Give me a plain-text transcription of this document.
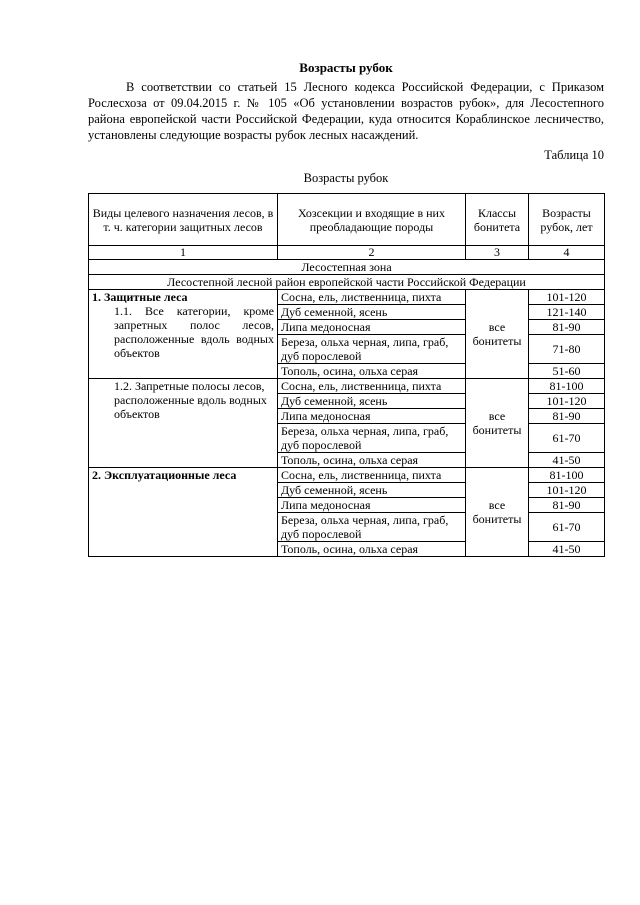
Возрасты рубок

В соответствии со статьей 15 Лесного кодекса Российской Федерации, с Приказом Рослесхоза от 09.04.2015 г. № 105 «Об установлении возрастов рубок», для Лесостепного района европейской части Российской Федерации, куда относится Кораблинское лесничество, установлены следующие возрасты рубок лесных насаждений.

Таблица 10

Возрасты рубок

Виды целевого назначения лесов, в т. ч. категории защитных лесов	Хозсекции и входящие в них преобладающие породы	Классы бонитета	Возрасты рубок, лет
1	2	3	4
Лесостепная зона			
Лесостепной лесной район европейской части Российской Федерации			
1. Защитные леса
1.1. Все категории, кроме запретных полос лесов, расположенные вдоль водных объектов	Сосна, ель, лиственница, пихта	все бонитеты	101-120
	Дуб семенной, ясень		121-140
	Липа медоносная		81-90
	Береза, ольха черная, липа, граб, дуб порослевой		71-80
	Тополь, осина, ольха серая		51-60

1.2. Запретные полосы лесов, расположенные вдоль водных объектов	Сосна, ель, лиственница, пихта	все бонитеты	81-100
	Дуб семенной, ясень		101-120
	Липа медоносная		81-90
	Береза, ольха черная, липа, граб, дуб порослевой		61-70
	Тополь, осина, ольха серая		41-50
2. Эксплуатационные леса	Сосна, ель, лиственница, пихта	все бонитеты	81-100
	Дуб семенной, ясень		101-120
	Липа медоносная		81-90
	Береза, ольха черная, липа, граб, дуб порослевой		61-70
	Тополь, осина, ольха серая		41-50
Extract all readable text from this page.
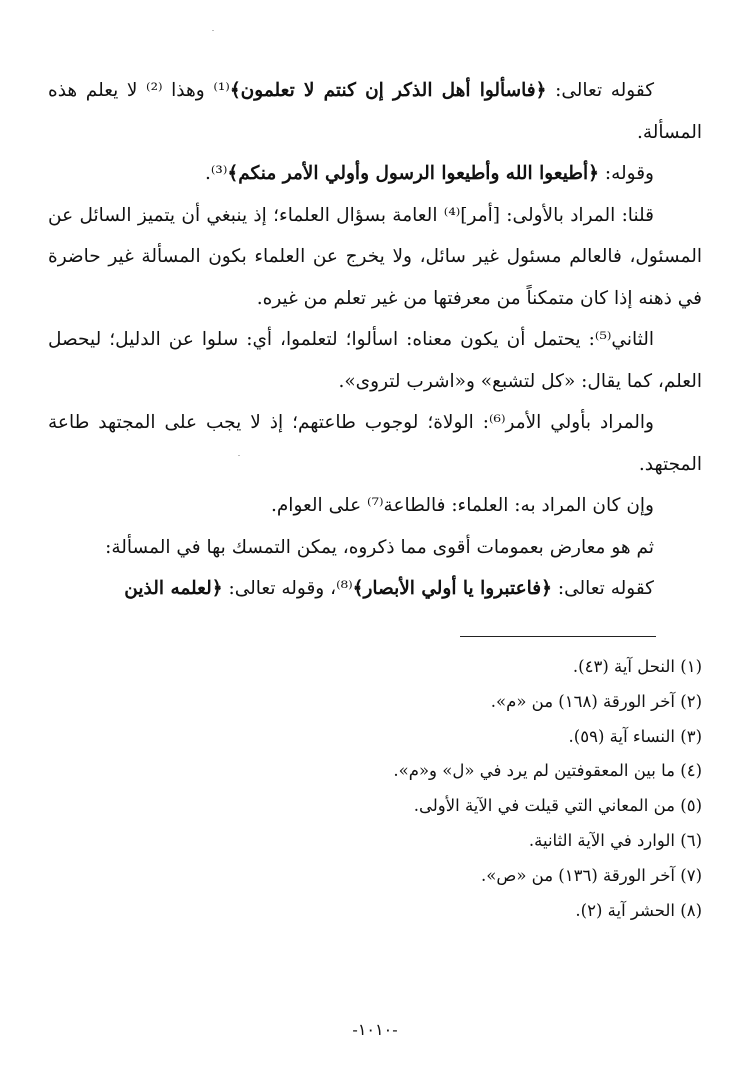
كقوله تعالى: ﴿فاسألوا أهل الذكر إن كنتم لا تعلمون﴾⁽¹⁾ وهذا ⁽²⁾ لا يعلم هذه المسألة.

وقوله: ﴿أطيعوا الله وأطيعوا الرسول وأولي الأمر منكم﴾⁽³⁾.

قلنا: المراد بالأولى: [أمر]⁽⁴⁾ العامة بسؤال العلماء؛ إذ ينبغي أن يتميز السائل عن المسئول، فالعالم مسئول غير سائل، ولا يخرج عن العلماء بكون المسألة غير حاضرة في ذهنه إذا كان متمكناً من معرفتها من غير تعلم من غيره.

الثاني⁽⁵⁾: يحتمل أن يكون معناه: اسألوا؛ لتعلموا، أي: سلوا عن الدليل؛ ليحصل العلم، كما يقال: «كل لتشبع» و«اشرب لتروى».

والمراد بأولي الأمر⁽⁶⁾: الولاة؛ لوجوب طاعتهم؛ إذ لا يجب على المجتهد طاعة المجتهد.

وإن كان المراد به: العلماء: فالطاعة⁽⁷⁾ على العوام.

ثم هو معارض بعمومات أقوى مما ذكروه، يمكن التمسك بها في المسألة:

كقوله تعالى: ﴿فاعتبروا يا أولي الأبصار﴾⁽⁸⁾، وقوله تعالى: ﴿لعلمه الذين

(١) النحل آية (٤٣).
(٢) آخر الورقة (١٦٨) من «م».
(٣) النساء آية (٥٩).
(٤) ما بين المعقوفتين لم يرد في «ل» و«م».
(٥) من المعاني التي قيلت في الآية الأولى.
(٦) الوارد في الآية الثانية.
(٧) آخر الورقة (١٣٦) من «ص».
(٨) الحشر آية (٢).
-١٠١٠-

SHORT EXERCISE - Report all lines of the data above that include the string "وقوله".

SOLUTION BELOW -
وقوله: ﴿أطيعوا الله وأطيعوا الرسول وأولي الأمر منكم﴾⁽³⁾.
كقوله تعالى: ﴿فاعتبروا يا أولي الأبصار﴾⁽⁸⁾، وقوله تعالى: ﴿لعلمه الذين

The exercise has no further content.